#### WORKING DATA:
= = = = = = =

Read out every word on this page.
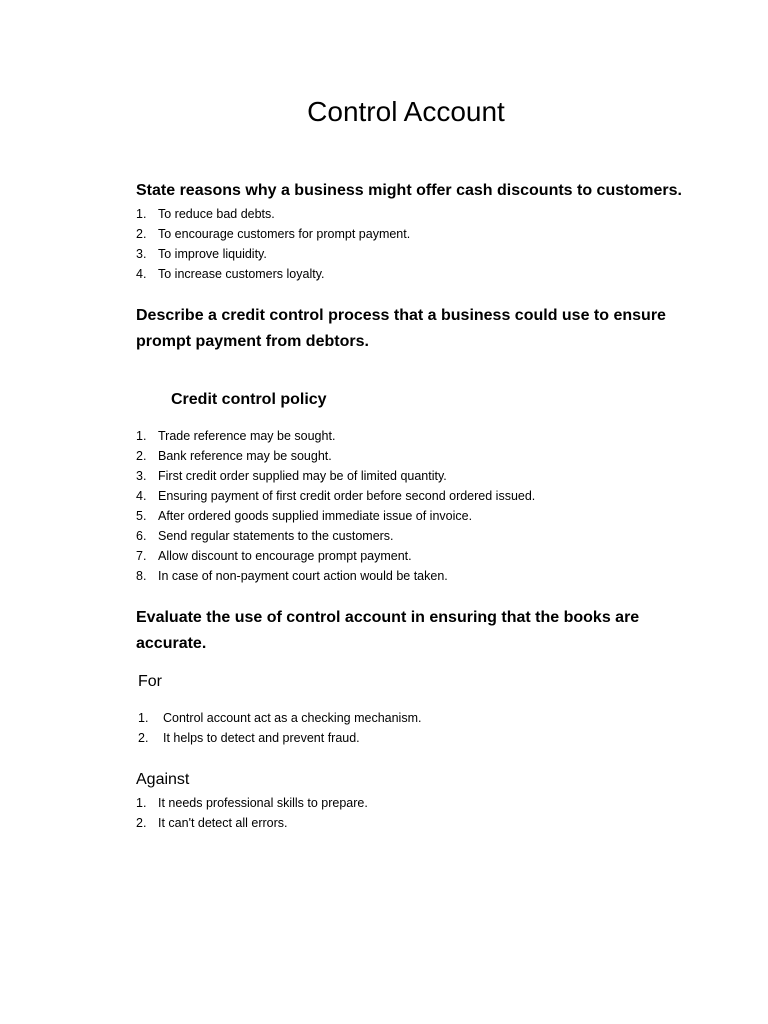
Control Account
State reasons why a business might offer cash discounts to customers.
1. To reduce bad debts.
2. To encourage customers for prompt payment.
3. To improve liquidity.
4. To increase customers loyalty.
Describe a credit control process that a business could use to ensure
prompt payment from debtors.
Credit control policy
1. Trade reference may be sought.
2. Bank reference may be sought.
3. First credit order supplied may be of limited quantity.
4. Ensuring payment of first credit order before second ordered issued.
5. After ordered goods supplied immediate issue of invoice.
6. Send regular statements to the customers.
7. Allow discount to encourage prompt payment.
8. In case of non-payment court action would be taken.
Evaluate the use of control account in ensuring that the books are
accurate.
For
1. Control account act as a checking mechanism.
2. It helps to detect and prevent fraud.
Against
1. It needs professional skills to prepare.
2. It can't detect all errors.
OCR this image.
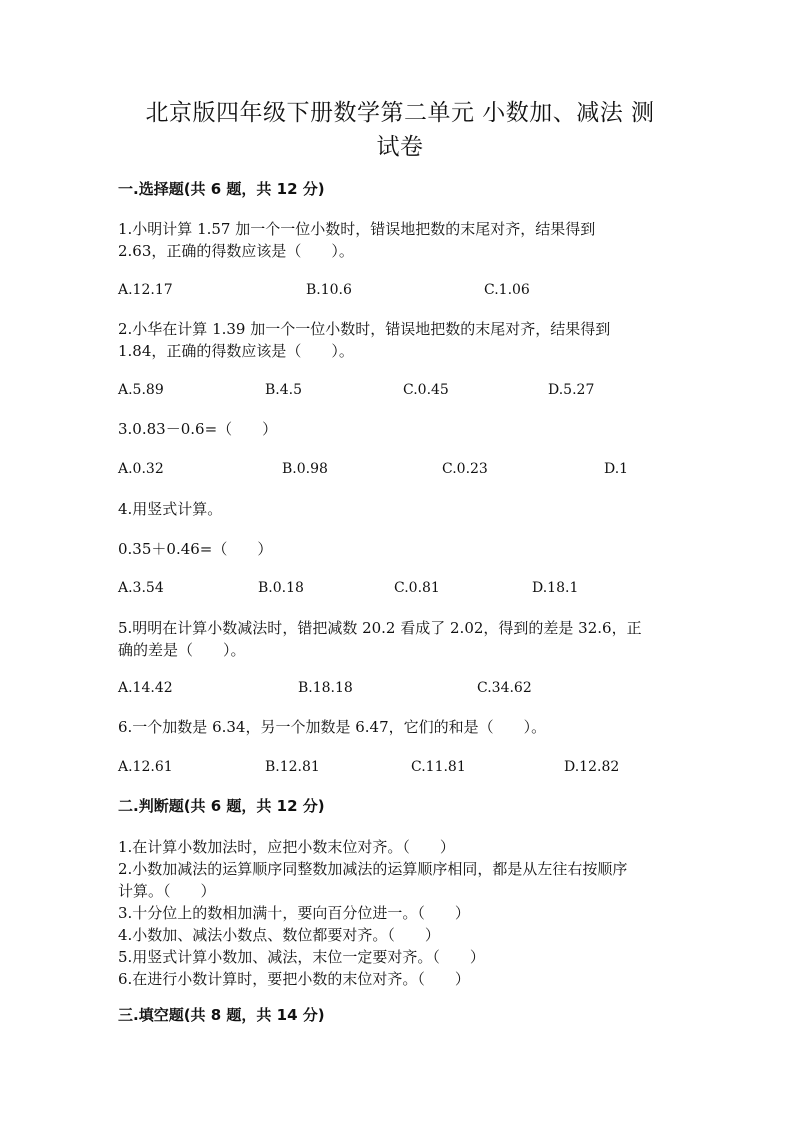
北京版四年级下册数学第二单元 小数加、减法 测
试卷
一.选择题(共 6 题，共 12 分)
1.小明计算 1.57 加一个一位小数时，错误地把数的末尾对齐，结果得到
2.63，正确的得数应该是（　　）。
A.12.17	B.10.6	C.1.06
2.小华在计算 1.39 加一个一位小数时，错误地把数的末尾对齐，结果得到
1.84，正确的得数应该是（　　）。
A.5.89	B.4.5	C.0.45	D.5.27
3.0.83－0.6=（　　）
A.0.32	B.0.98	C.0.23	D.1
4.用竖式计算。
0.35＋0.46=（　　）
A.3.54	B.0.18	C.0.81	D.18.1
5.明明在计算小数减法时，错把减数 20.2 看成了 2.02，得到的差是 32.6，正
确的差是（　　）。
A.14.42	B.18.18	C.34.62
6.一个加数是 6.34，另一个加数是 6.47，它们的和是（　　）。
A.12.61	B.12.81	C.11.81	D.12.82
二.判断题(共 6 题，共 12 分)
1.在计算小数加法时，应把小数末位对齐。（　　）
2.小数加减法的运算顺序同整数加减法的运算顺序相同，都是从左往右按顺序
计算。（　　）
3.十分位上的数相加满十，要向百分位进一。（　　）
4.小数加、减法小数点、数位都要对齐。（　　）
5.用竖式计算小数加、减法，末位一定要对齐。（　　）
6.在进行小数计算时，要把小数的末位对齐。（　　）
三.填空题(共 8 题，共 14 分)
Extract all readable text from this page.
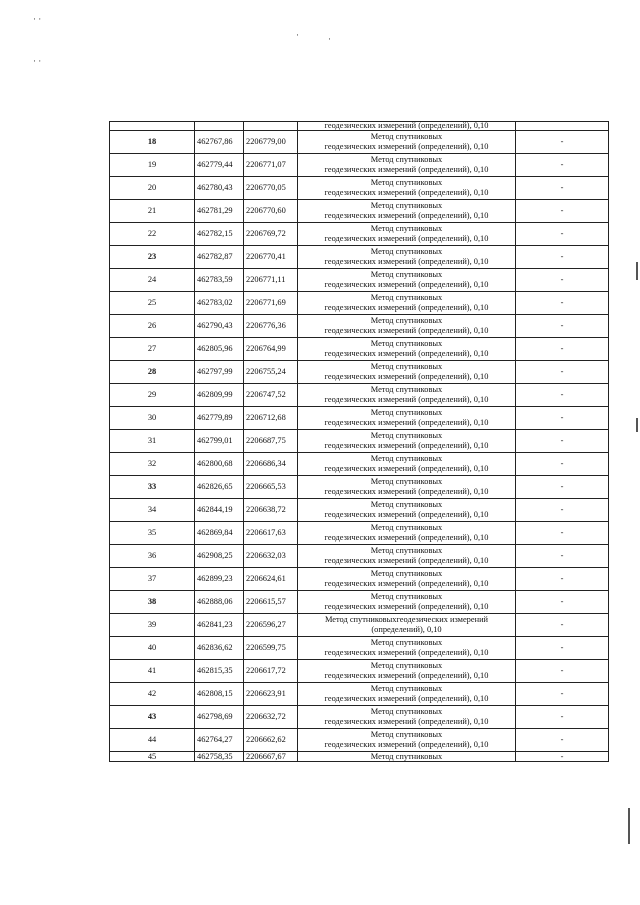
· ·
· ·
·	·
			геодезических измерений (определений), 0,10	
18	462767,86	2206779,00	Метод спутниковых
геодезических измерений (определений), 0,10	-
19	462779,44	2206771,07	Метод спутниковых
геодезических измерений (определений), 0,10	-
20	462780,43	2206770,05	Метод спутниковых
геодезических измерений (определений), 0,10	-
21	462781,29	2206770,60	Метод спутниковых
геодезических измерений (определений), 0,10	-
22	462782,15	2206769,72	Метод спутниковых
геодезических измерений (определений), 0,10	-
23	462782,87	2206770,41	Метод спутниковых
геодезических измерений (определений), 0,10	-
24	462783,59	2206771,11	Метод спутниковых
геодезических измерений (определений), 0,10	-
25	462783,02	2206771,69	Метод спутниковых
геодезических измерений (определений), 0,10	-
26	462790,43	2206776,36	Метод спутниковых
геодезических измерений (определений), 0,10	-
27	462805,96	2206764,99	Метод спутниковых
геодезических измерений (определений), 0,10	-
28	462797,99	2206755,24	Метод спутниковых
геодезических измерений (определений), 0,10	-
29	462809,99	2206747,52	Метод спутниковых
геодезических измерений (определений), 0,10	-
30	462779,89	2206712,68	Метод спутниковых
геодезических измерений (определений), 0,10	-
31	462799,01	2206687,75	Метод спутниковых
геодезических измерений (определений), 0,10	-
32	462800,68	2206686,34	Метод спутниковых
геодезических измерений (определений), 0,10	-
33	462826,65	2206665,53	Метод спутниковых
геодезических измерений (определений), 0,10	-
34	462844,19	2206638,72	Метод спутниковых
геодезических измерений (определений), 0,10	-
35	462869,84	2206617,63	Метод спутниковых
геодезических измерений (определений), 0,10	-
36	462908,25	2206632,03	Метод спутниковых
геодезических измерений (определений), 0,10	-
37	462899,23	2206624,61	Метод спутниковых
геодезических измерений (определений), 0,10	-
38	462888,06	2206615,57	Метод спутниковых
геодезических измерений (определений), 0,10	-
39	462841,23	2206596,27	Метод спутниковыхгеодезических измерений
(определений), 0,10	-
40	462836,62	2206599,75	Метод спутниковых
геодезических измерений (определений), 0,10	-
41	462815,35	2206617,72	Метод спутниковых
геодезических измерений (определений), 0,10	-
42	462808,15	2206623,91	Метод спутниковых
геодезических измерений (определений), 0,10	-
43	462798,69	2206632,72	Метод спутниковых
геодезических измерений (определений), 0,10	-
44	462764,27	2206662,62	Метод спутниковых
геодезических измерений (определений), 0,10	-
45	462758,35	2206667,67	Метод спутниковых	-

= = = = = = =

#### WORK TO BE COMPLETED:
Write the entries above out again exactly, but not the pictures.

#### RESULT:
Read out every word on this page.
Control Account
State reasons why a business might offer cash discounts to customers.
1. To reduce bad debts.
2. To encourage customers for prompt payment.
3. To improve liquidity.
4. To increase customers loyalty.
Describe a credit control process that a business could use to ensure
prompt payment from debtors.
Credit control policy
1. Trade reference may be sought.
2. Bank reference may be sought.
3. First credit order supplied may be of limited quantity.
4. Ensuring payment of first credit order before second ordered issued.
5. After ordered goods supplied immediate issue of invoice.
6. Send regular statements to the customers.
7. Allow discount to encourage prompt payment.
8. In case of non-payment court action would be taken.
Evaluate the use of control account in ensuring that the books are
accurate.
For
1. Control account act as a checking mechanism.
2. It helps to detect and prevent fraud.
Against
1. It needs professional skills to prepare.
2. It can't detect all errors.
OCR this image.
北京版四年级下册数学第二单元 小数加、减法 测
试卷
一.选择题(共 6 题，共 12 分)
1.小明计算 1.57 加一个一位小数时，错误地把数的末尾对齐，结果得到
2.63，正确的得数应该是（　　）。
A.12.17	B.10.6	C.1.06
2.小华在计算 1.39 加一个一位小数时，错误地把数的末尾对齐，结果得到
1.84，正确的得数应该是（　　）。
A.5.89	B.4.5	C.0.45	D.5.27
3.0.83－0.6=（　　）
A.0.32	B.0.98	C.0.23	D.1
4.用竖式计算。
0.35＋0.46=（　　）
A.3.54	B.0.18	C.0.81	D.18.1
5.明明在计算小数减法时，错把减数 20.2 看成了 2.02，得到的差是 32.6，正
确的差是（　　）。
A.14.42	B.18.18	C.34.62
6.一个加数是 6.34，另一个加数是 6.47，它们的和是（　　）。
A.12.61	B.12.81	C.11.81	D.12.82
二.判断题(共 6 题，共 12 分)
1.在计算小数加法时，应把小数末位对齐。（　　）
2.小数加减法的运算顺序同整数加减法的运算顺序相同，都是从左往右按顺序
计算。（　　）
3.十分位上的数相加满十，要向百分位进一。（　　）
4.小数加、减法小数点、数位都要对齐。（　　）
5.用竖式计算小数加、减法，末位一定要对齐。（　　）
6.在进行小数计算时，要把小数的末位对齐。（　　）
三.填空题(共 8 题，共 14 分)
Extract all readable text from this page.
· ·
· ·
·	·
			геодезических измерений (определений), 0,10	
18	462767,86	2206779,00	Метод спутниковых
геодезических измерений (определений), 0,10	-
19	462779,44	2206771,07	Метод спутниковых
геодезических измерений (определений), 0,10	-
20	462780,43	2206770,05	Метод спутниковых
геодезических измерений (определений), 0,10	-
21	462781,29	2206770,60	Метод спутниковых
геодезических измерений (определений), 0,10	-
22	462782,15	2206769,72	Метод спутниковых
геодезических измерений (определений), 0,10	-
23	462782,87	2206770,41	Метод спутниковых
геодезических измерений (определений), 0,10	-
24	462783,59	2206771,11	Метод спутниковых
геодезических измерений (определений), 0,10	-
25	462783,02	2206771,69	Метод спутниковых
геодезических измерений (определений), 0,10	-
26	462790,43	2206776,36	Метод спутниковых
геодезических измерений (определений), 0,10	-
27	462805,96	2206764,99	Метод спутниковых
геодезических измерений (определений), 0,10	-
28	462797,99	2206755,24	Метод спутниковых
геодезических измерений (определений), 0,10	-
29	462809,99	2206747,52	Метод спутниковых
геодезических измерений (определений), 0,10	-
30	462779,89	2206712,68	Метод спутниковых
геодезических измерений (определений), 0,10	-
31	462799,01	2206687,75	Метод спутниковых
геодезических измерений (определений), 0,10	-
32	462800,68	2206686,34	Метод спутниковых
геодезических измерений (определений), 0,10	-
33	462826,65	2206665,53	Метод спутниковых
геодезических измерений (определений), 0,10	-
34	462844,19	2206638,72	Метод спутниковых
геодезических измерений (определений), 0,10	-
35	462869,84	2206617,63	Метод спутниковых
геодезических измерений (определений), 0,10	-
36	462908,25	2206632,03	Метод спутниковых
геодезических измерений (определений), 0,10	-
37	462899,23	2206624,61	Метод спутниковых
геодезических измерений (определений), 0,10	-
38	462888,06	2206615,57	Метод спутниковых
геодезических измерений (определений), 0,10	-
39	462841,23	2206596,27	Метод спутниковыхгеодезических измерений
(определений), 0,10	-
40	462836,62	2206599,75	Метод спутниковых
геодезических измерений (определений), 0,10	-
41	462815,35	2206617,72	Метод спутниковых
геодезических измерений (определений), 0,10	-
42	462808,15	2206623,91	Метод спутниковых
геодезических измерений (определений), 0,10	-
43	462798,69	2206632,72	Метод спутниковых
геодезических измерений (определений), 0,10	-
44	462764,27	2206662,62	Метод спутниковых
геодезических измерений (определений), 0,10	-
45	462758,35	2206667,67	Метод спутниковых	-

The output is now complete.